▸ Exercise aim
Identify each line in the records below that contains the word "icon", and copy it.

▸ Dataset records
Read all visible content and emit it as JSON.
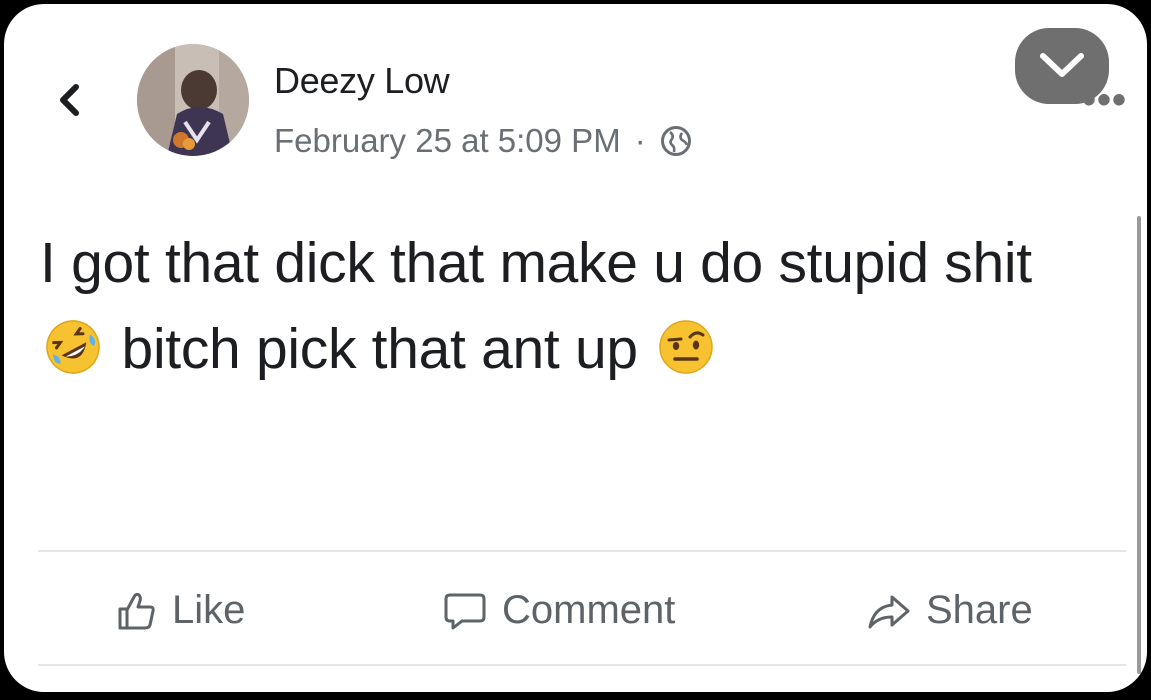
{
  "post": {
    "author": "Deezy Low",
    "timestamp": "February 25 at 5:09 PM",
    "separator": "·",
    "privacy_icon": "globe-icon",
    "text_parts": {
      "p1": "I got that dick that make u do stupid shit",
      "emoji1": "rolling-on-floor-laughing-emoji",
      "p2": "bitch pick that ant up",
      "emoji2": "face-with-raised-eyebrow-emoji"
    }
  },
  "header": {
    "back_icon": "chevron-left-icon",
    "menu_icon": "chevron-down-icon",
    "more_icon": "more-dots-icon",
    "more_text": "•••"
  },
  "actions": {
    "like_label": "Like",
    "comment_label": "Comment",
    "share_label": "Share"
  },
  "colors": {
    "background": "#000000",
    "card": "#ffffff",
    "text": "#1c1e21",
    "secondary_text": "#6a6f75",
    "action_text": "#5e6368",
    "menu_button": "#6f6f6f"
  }
}
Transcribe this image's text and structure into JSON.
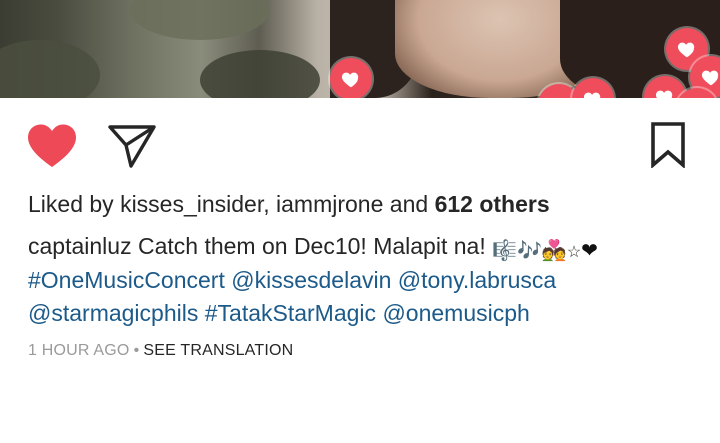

▸ Written solution
    "privacy_icon": "globe-icon",
    "back_icon": "chevron-left-icon",
    "menu_icon": "chevron-down-icon",
    "more_icon": "more-dots-icon",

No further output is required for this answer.